II. Femme, voici ton fils (regarde ton fils)

Je pense qu’il est également important de s’arrêter sur le regard dans ce passage.

a) Jésus voit sa mère et le disciple.

b) Jésus demande à sa mère de voir le disciple/fils.

c) Jésus demande au disciple/fils de voir sa mère.

En les regardant lui-même, Jésus pénètre dans leurs cœurs profondément. Jésus sait ce qu’il y a à l’intérieur de Marie et du disciple bien-aimé. Il les connaît bien. Il a toujours su qu’ils seraient là avec Lui, et maintenant, par la croix, ils sont en réalité avec Lui. En portant la souffrance à ses côtés, en buvant à la même coupe, ils sont maintenant prêts à être appelés à une nouvelle mission.Quand Jésus dit à Marie « regarde ton fils » et au disciple « regarde ta mère », il les appelle à se mettre face à face et à se contempler. Sa mère est un don de Jésus au disciple, mais aussi le disciple est un don qui vient du cœur de Jésus à sa mère. La nouvelle mission est d’établir une nouvelle relation entre mère et disciple.Un autre mot grec sur lequel je veux me concentrer est le verbe lego qui signifie « dire », « parler », « commander ». Le verbe apparaît deux fois dans le texte :

a) Jésus  » dit  » à sa mère,b) alors Il « dit » à Son disciple.Dans le récit de création quand Dieu  » dit « , on a un acte de création. Quand Dieu crée le Monde, « Dieu dit : Que la lumière soit, et la lumière fut (Gn 1: 3). Et devant tout ce qu’il crée, Dieu dit que c’est bon, à l’exception de l’être humain, où il dit que c’est très bon.

Ainsi, quand Jésus regarde le disciple et lui dit « voici ta mère » et inversement, Marie devient la vraie mère du disciple, et le disciple devient son vrai fils. Une nouvelle famille vient à exister, selon ce que Jésus dit. Et cela doit être bon, selon ce que nous avons observé à propos du discours de Dieu dans le récit de la création

III. Le disciple prend Marie chez lui

Le disciple bien-aimé, écoutant ce que Jésus lui demande, prend Marie comme une nouvelle mère, comme sa propre mère. Il la prend dans son intimité et lui donne une place chez lui.
Conclusion

1) Connaître Marie, c’est la suivre/marcher avec elle à la suite de son Fils.

2) Debout devant Marie au pied de la croix, nous devenons fils et filles de Marie.

3) Un fils et une fille de Marie témoignent de la croix et de la résurrection de Jésus.

4) Au pied de la Croix, Jésus demande à sa mère et à son disciple de se contempler, en d’autres termes, de pénétrer le cœur de l’autre et de vivre dans une relation intime les uns avec les autres.

5) Après une profonde contemplation, le disciple emmène avec empressement la mère de Jésus chez lui.

###

• [CONSIGNES DE L'EXERCICE]
- 1) Répondez à ces questions d'après le texte étudié :
(a) Quel verbe grec signifie « dire », « parler », « commander » ?
(b) D'après le récit de la création cité, que dit Dieu de l'être humain ?
(c) Dans la partie III, quelle place le disciple bien-aimé donne-t-il à Marie ?
- 2) Reproduisez fidèlement le passage du texte étudié qui commence par « III. Le disciple » et se poursuit jusqu'à « place chez lui. ».
La liste n'est d'aucune utilité pour cet exercice.

###

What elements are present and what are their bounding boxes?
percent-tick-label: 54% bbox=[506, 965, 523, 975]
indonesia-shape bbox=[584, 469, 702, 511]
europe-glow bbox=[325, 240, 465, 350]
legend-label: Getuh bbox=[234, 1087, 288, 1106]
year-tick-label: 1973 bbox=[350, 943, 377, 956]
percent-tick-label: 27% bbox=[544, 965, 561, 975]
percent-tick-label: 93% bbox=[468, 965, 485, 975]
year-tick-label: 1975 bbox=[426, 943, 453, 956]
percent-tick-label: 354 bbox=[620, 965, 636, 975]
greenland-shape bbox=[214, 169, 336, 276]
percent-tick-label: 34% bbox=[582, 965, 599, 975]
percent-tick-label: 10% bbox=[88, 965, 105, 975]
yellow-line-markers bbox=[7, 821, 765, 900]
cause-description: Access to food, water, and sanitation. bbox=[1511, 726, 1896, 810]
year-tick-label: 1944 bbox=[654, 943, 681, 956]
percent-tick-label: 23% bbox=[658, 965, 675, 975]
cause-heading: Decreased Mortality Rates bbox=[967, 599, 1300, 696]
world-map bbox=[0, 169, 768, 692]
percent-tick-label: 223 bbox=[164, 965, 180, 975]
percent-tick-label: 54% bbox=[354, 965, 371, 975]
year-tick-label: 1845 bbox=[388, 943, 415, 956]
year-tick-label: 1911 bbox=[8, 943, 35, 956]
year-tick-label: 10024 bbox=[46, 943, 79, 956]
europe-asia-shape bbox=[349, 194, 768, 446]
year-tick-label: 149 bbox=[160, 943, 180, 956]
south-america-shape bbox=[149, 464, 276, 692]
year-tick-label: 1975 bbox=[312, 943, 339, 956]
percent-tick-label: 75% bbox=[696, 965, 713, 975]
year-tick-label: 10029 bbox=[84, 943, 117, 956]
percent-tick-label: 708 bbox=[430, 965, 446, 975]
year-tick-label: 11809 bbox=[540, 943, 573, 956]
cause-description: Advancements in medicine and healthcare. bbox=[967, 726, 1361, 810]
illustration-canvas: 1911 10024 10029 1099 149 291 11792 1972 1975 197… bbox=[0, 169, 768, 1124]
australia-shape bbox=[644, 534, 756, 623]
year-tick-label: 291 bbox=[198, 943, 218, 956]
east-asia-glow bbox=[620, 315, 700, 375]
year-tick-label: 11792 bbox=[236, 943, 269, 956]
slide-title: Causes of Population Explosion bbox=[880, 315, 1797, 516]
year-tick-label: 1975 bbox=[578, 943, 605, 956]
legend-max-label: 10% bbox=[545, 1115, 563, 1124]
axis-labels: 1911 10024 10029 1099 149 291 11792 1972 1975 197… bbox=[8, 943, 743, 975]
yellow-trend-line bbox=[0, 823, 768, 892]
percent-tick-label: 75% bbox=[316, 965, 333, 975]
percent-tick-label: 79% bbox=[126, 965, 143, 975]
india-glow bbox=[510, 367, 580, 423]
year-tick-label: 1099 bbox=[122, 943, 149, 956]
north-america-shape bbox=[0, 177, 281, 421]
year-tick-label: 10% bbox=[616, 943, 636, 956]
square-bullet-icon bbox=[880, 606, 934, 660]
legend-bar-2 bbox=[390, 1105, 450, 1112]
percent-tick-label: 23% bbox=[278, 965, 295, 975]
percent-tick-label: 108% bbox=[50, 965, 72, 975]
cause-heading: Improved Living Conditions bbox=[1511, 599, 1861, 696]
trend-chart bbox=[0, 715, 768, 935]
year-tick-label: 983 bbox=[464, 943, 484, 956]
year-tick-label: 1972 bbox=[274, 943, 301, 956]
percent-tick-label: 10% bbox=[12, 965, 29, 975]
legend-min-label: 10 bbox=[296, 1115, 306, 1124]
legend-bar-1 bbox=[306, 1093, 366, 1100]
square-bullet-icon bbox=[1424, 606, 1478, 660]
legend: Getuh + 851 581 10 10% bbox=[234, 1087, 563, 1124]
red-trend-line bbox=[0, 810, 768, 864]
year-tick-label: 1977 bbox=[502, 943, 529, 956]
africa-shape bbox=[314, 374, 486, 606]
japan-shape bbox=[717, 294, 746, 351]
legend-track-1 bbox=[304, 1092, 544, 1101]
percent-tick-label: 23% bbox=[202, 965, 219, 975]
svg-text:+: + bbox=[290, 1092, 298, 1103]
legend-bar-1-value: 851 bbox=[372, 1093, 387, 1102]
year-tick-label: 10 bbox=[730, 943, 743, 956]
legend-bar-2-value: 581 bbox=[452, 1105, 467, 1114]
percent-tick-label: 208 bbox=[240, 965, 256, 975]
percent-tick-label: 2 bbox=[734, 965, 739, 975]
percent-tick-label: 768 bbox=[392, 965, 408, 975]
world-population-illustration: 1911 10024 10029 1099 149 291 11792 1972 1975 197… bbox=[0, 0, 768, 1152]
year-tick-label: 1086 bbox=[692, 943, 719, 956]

###

• [RÉPONSES AUX CONSIGNES]
- 1)
(a) Le verbe lego.
(b) Il dit que c'est très bon.
(c) Il la prend comme sa propre mère, dans son intimité, et lui donne une place chez lui.

- 2)
III. Le disciple prend Marie chez lui

Le disciple bien-aimé, écoutant ce que Jésus lui demande, prend Marie comme une nouvelle mère, comme sa propre mère. Il la prend dans son intimité et lui donne une place chez lui.